▶ GIVEN PROBLEM: Your task is to print all of the data word for word.

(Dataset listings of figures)
++++++++++++++++++++
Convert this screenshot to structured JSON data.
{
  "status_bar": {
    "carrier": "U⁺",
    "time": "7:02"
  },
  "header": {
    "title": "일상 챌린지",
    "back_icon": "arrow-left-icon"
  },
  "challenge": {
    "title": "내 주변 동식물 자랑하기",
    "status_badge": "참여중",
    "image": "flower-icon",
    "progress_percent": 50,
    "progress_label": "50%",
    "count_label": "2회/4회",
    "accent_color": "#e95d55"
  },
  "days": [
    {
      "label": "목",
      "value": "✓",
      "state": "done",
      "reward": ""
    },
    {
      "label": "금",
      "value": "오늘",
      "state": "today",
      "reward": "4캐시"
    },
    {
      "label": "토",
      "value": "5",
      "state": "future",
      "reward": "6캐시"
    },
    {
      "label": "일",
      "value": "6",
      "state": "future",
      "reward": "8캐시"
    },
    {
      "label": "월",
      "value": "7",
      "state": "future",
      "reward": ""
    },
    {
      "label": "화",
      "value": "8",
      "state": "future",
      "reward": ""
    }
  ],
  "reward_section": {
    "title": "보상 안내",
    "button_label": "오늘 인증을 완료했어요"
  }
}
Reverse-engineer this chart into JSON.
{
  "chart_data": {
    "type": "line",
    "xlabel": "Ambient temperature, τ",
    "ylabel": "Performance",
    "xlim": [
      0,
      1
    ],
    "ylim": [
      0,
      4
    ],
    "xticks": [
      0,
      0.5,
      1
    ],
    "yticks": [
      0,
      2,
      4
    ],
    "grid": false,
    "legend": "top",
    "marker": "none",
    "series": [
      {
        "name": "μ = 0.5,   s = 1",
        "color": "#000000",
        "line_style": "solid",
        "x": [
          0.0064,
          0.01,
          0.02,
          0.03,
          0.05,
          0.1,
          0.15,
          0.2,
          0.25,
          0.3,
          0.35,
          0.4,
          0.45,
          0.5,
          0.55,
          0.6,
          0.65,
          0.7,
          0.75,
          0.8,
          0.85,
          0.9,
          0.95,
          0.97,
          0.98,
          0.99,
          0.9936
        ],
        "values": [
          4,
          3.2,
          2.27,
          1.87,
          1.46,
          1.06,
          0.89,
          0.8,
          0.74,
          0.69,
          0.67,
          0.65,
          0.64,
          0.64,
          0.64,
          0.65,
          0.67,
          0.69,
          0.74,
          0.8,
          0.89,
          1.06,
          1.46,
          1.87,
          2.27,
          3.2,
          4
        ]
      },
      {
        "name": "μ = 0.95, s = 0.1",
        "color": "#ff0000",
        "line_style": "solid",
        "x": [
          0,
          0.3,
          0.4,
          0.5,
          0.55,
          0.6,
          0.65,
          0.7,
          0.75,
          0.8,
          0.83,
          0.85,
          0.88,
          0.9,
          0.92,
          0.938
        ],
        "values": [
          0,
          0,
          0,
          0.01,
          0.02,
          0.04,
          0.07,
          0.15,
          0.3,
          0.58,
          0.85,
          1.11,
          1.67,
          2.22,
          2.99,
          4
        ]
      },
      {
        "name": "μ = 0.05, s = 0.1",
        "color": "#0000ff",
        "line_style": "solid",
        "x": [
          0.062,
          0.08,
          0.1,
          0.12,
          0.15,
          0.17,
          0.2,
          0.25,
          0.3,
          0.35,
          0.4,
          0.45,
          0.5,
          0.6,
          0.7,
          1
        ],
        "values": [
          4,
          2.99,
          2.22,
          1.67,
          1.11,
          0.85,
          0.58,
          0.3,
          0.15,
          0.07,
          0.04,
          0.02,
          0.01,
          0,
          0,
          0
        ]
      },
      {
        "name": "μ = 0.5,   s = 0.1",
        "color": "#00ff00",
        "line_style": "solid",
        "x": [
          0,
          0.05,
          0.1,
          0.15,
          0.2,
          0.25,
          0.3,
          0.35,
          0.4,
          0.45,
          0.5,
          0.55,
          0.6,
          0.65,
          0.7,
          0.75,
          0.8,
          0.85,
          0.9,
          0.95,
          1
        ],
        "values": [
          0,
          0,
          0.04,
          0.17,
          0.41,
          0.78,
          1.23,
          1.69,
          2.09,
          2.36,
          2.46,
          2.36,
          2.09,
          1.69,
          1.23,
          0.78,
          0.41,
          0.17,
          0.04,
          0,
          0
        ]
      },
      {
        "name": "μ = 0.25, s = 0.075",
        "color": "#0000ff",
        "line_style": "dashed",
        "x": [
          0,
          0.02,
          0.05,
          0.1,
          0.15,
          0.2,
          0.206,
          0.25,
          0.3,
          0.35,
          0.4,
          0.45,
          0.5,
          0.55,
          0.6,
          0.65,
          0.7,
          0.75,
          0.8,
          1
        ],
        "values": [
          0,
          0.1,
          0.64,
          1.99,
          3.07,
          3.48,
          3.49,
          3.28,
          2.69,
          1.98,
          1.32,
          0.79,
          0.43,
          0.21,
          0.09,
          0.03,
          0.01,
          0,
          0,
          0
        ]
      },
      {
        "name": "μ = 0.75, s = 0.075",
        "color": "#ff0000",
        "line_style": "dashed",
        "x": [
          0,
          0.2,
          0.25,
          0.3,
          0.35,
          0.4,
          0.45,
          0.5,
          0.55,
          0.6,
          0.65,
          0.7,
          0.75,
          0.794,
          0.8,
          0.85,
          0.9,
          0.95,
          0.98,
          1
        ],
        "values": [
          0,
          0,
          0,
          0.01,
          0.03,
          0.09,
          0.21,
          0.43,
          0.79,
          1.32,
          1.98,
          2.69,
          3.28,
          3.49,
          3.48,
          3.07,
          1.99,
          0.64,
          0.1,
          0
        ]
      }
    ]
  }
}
++++++++++++++++++++
▶ SOLVED EXERCISE:
Convert this screenshot to structured JSON data.
{
  "status_bar": {
    "carrier": "U⁺",
    "time": "7:02"
  },
  "header": {
    "title": "일상 챌린지",
    "back_icon": "arrow-left-icon"
  },
  "challenge": {
    "title": "내 주변 동식물 자랑하기",
    "status_badge": "참여중",
    "image": "flower-icon",
    "progress_percent": 50,
    "progress_label": "50%",
    "count_label": "2회/4회",
    "accent_color": "#e95d55"
  },
  "days": [
    {
      "label": "목",
      "value": "✓",
      "state": "done",
      "reward": ""
    },
    {
      "label": "금",
      "value": "오늘",
      "state": "today",
      "reward": "4캐시"
    },
    {
      "label": "토",
      "value": "5",
      "state": "future",
      "reward": "6캐시"
    },
    {
      "label": "일",
      "value": "6",
      "state": "future",
      "reward": "8캐시"
    },
    {
      "label": "월",
      "value": "7",
      "state": "future",
      "reward": ""
    },
    {
      "label": "화",
      "value": "8",
      "state": "future",
      "reward": ""
    }
  ],
  "reward_section": {
    "title": "보상 안내",
    "button_label": "오늘 인증을 완료했어요"
  }
}
Reverse-engineer this chart into JSON.
{
  "chart_data": {
    "type": "line",
    "xlabel": "Ambient temperature, τ",
    "ylabel": "Performance",
    "xlim": [
      0,
      1
    ],
    "ylim": [
      0,
      4
    ],
    "xticks": [
      0,
      0.5,
      1
    ],
    "yticks": [
      0,
      2,
      4
    ],
    "grid": false,
    "legend": "top",
    "marker": "none",
    "series": [
      {
        "name": "μ = 0.5,   s = 1",
        "color": "#000000",
        "line_style": "solid",
        "x": [
          0.0064,
          0.01,
          0.02,
          0.03,
          0.05,
          0.1,
          0.15,
          0.2,
          0.25,
          0.3,
          0.35,
          0.4,
          0.45,
          0.5,
          0.55,
          0.6,
          0.65,
          0.7,
          0.75,
          0.8,
          0.85,
          0.9,
          0.95,
          0.97,
          0.98,
          0.99,
          0.9936
        ],
        "values": [
          4,
          3.2,
          2.27,
          1.87,
          1.46,
          1.06,
          0.89,
          0.8,
          0.74,
          0.69,
          0.67,
          0.65,
          0.64,
          0.64,
          0.64,
          0.65,
          0.67,
          0.69,
          0.74,
          0.8,
          0.89,
          1.06,
          1.46,
          1.87,
          2.27,
          3.2,
          4
        ]
      },
      {
        "name": "μ = 0.95, s = 0.1",
        "color": "#ff0000",
        "line_style": "solid",
        "x": [
          0,
          0.3,
          0.4,
          0.5,
          0.55,
          0.6,
          0.65,
          0.7,
          0.75,
          0.8,
          0.83,
          0.85,
          0.88,
          0.9,
          0.92,
          0.938
        ],
        "values": [
          0,
          0,
          0,
          0.01,
          0.02,
          0.04,
          0.07,
          0.15,
          0.3,
          0.58,
          0.85,
          1.11,
          1.67,
          2.22,
          2.99,
          4
        ]
      },
      {
        "name": "μ = 0.05, s = 0.1",
        "color": "#0000ff",
        "line_style": "solid",
        "x": [
          0.062,
          0.08,
          0.1,
          0.12,
          0.15,
          0.17,
          0.2,
          0.25,
          0.3,
          0.35,
          0.4,
          0.45,
          0.5,
          0.6,
          0.7,
          1
        ],
        "values": [
          4,
          2.99,
          2.22,
          1.67,
          1.11,
          0.85,
          0.58,
          0.3,
          0.15,
          0.07,
          0.04,
          0.02,
          0.01,
          0,
          0,
          0
        ]
      },
      {
        "name": "μ = 0.5,   s = 0.1",
        "color": "#00ff00",
        "line_style": "solid",
        "x": [
          0,
          0.05,
          0.1,
          0.15,
          0.2,
          0.25,
          0.3,
          0.35,
          0.4,
          0.45,
          0.5,
          0.55,
          0.6,
          0.65,
          0.7,
          0.75,
          0.8,
          0.85,
          0.9,
          0.95,
          1
        ],
        "values": [
          0,
          0,
          0.04,
          0.17,
          0.41,
          0.78,
          1.23,
          1.69,
          2.09,
          2.36,
          2.46,
          2.36,
          2.09,
          1.69,
          1.23,
          0.78,
          0.41,
          0.17,
          0.04,
          0,
          0
        ]
      },
      {
        "name": "μ = 0.25, s = 0.075",
        "color": "#0000ff",
        "line_style": "dashed",
        "x": [
          0,
          0.02,
          0.05,
          0.1,
          0.15,
          0.2,
          0.206,
          0.25,
          0.3,
          0.35,
          0.4,
          0.45,
          0.5,
          0.55,
          0.6,
          0.65,
          0.7,
          0.75,
          0.8,
          1
        ],
        "values": [
          0,
          0.1,
          0.64,
          1.99,
          3.07,
          3.48,
          3.49,
          3.28,
          2.69,
          1.98,
          1.32,
          0.79,
          0.43,
          0.21,
          0.09,
          0.03,
          0.01,
          0,
          0,
          0
        ]
      },
      {
        "name": "μ = 0.75, s = 0.075",
        "color": "#ff0000",
        "line_style": "dashed",
        "x": [
          0,
          0.2,
          0.25,
          0.3,
          0.35,
          0.4,
          0.45,
          0.5,
          0.55,
          0.6,
          0.65,
          0.7,
          0.75,
          0.794,
          0.8,
          0.85,
          0.9,
          0.95,
          0.98,
          1
        ],
        "values": [
          0,
          0,
          0,
          0.01,
          0.03,
          0.09,
          0.21,
          0.43,
          0.79,
          1.32,
          1.98,
          2.69,
          3.28,
          3.49,
          3.48,
          3.07,
          1.99,
          0.64,
          0.1,
          0
        ]
      }
    ]
  }
}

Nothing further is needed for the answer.